— start —

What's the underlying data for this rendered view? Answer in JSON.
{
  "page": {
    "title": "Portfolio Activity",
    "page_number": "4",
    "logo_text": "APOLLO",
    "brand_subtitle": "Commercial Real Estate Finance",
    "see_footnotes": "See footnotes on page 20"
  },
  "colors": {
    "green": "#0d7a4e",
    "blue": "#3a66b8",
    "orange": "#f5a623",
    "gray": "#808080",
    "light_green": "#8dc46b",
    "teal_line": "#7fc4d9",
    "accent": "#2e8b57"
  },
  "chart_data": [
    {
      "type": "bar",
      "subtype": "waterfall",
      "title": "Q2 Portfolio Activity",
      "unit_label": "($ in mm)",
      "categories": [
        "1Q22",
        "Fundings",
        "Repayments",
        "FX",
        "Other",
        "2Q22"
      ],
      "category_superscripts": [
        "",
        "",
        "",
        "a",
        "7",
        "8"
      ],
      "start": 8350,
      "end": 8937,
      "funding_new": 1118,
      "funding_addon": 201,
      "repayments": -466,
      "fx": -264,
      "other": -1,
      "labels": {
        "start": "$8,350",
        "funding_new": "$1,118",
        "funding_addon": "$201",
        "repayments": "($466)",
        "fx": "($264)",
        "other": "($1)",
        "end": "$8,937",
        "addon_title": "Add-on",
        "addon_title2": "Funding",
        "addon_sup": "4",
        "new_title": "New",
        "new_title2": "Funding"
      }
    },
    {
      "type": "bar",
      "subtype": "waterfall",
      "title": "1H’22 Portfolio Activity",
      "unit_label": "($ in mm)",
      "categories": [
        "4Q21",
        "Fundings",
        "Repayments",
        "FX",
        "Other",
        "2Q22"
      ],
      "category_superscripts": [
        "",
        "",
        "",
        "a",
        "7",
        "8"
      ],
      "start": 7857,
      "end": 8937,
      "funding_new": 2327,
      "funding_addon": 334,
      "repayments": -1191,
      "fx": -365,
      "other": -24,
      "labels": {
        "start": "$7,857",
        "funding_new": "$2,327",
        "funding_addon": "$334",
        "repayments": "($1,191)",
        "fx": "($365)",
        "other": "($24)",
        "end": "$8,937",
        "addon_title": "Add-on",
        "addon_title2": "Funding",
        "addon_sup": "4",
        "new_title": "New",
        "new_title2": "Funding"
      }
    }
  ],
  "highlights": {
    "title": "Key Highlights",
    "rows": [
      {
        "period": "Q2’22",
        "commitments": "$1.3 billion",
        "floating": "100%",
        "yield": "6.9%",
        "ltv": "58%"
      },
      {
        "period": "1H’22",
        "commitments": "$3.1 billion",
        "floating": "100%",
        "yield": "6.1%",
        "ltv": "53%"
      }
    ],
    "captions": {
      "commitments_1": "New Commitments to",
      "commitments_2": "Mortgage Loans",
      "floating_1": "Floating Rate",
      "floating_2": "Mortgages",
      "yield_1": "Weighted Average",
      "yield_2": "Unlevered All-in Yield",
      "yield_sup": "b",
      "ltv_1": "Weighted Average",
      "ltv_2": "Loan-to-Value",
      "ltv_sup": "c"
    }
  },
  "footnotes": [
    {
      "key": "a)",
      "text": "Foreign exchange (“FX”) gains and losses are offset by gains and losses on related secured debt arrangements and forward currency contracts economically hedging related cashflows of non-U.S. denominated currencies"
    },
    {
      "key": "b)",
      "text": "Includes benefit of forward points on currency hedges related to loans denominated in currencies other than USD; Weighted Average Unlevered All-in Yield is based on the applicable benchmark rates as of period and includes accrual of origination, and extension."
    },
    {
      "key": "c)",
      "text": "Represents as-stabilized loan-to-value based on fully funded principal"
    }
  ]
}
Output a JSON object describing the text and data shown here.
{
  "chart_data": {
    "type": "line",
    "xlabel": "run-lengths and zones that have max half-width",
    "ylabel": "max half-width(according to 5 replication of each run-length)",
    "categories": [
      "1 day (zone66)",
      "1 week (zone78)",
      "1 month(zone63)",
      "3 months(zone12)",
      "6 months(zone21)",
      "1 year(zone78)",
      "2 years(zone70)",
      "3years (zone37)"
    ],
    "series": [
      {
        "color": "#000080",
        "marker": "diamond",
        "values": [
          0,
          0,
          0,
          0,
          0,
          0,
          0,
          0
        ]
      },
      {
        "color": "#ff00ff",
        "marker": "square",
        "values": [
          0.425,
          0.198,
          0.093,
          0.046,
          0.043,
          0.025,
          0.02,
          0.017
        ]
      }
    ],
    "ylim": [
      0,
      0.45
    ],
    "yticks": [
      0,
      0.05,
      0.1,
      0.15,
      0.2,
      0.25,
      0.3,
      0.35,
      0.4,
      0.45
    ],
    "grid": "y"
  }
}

— end —

**Problem to solve**
From the entries above, copy every line containing the word "billion".

**Solution for this exercise**
        "commitments": "$1.3 billion",
        "commitments": "$3.1 billion",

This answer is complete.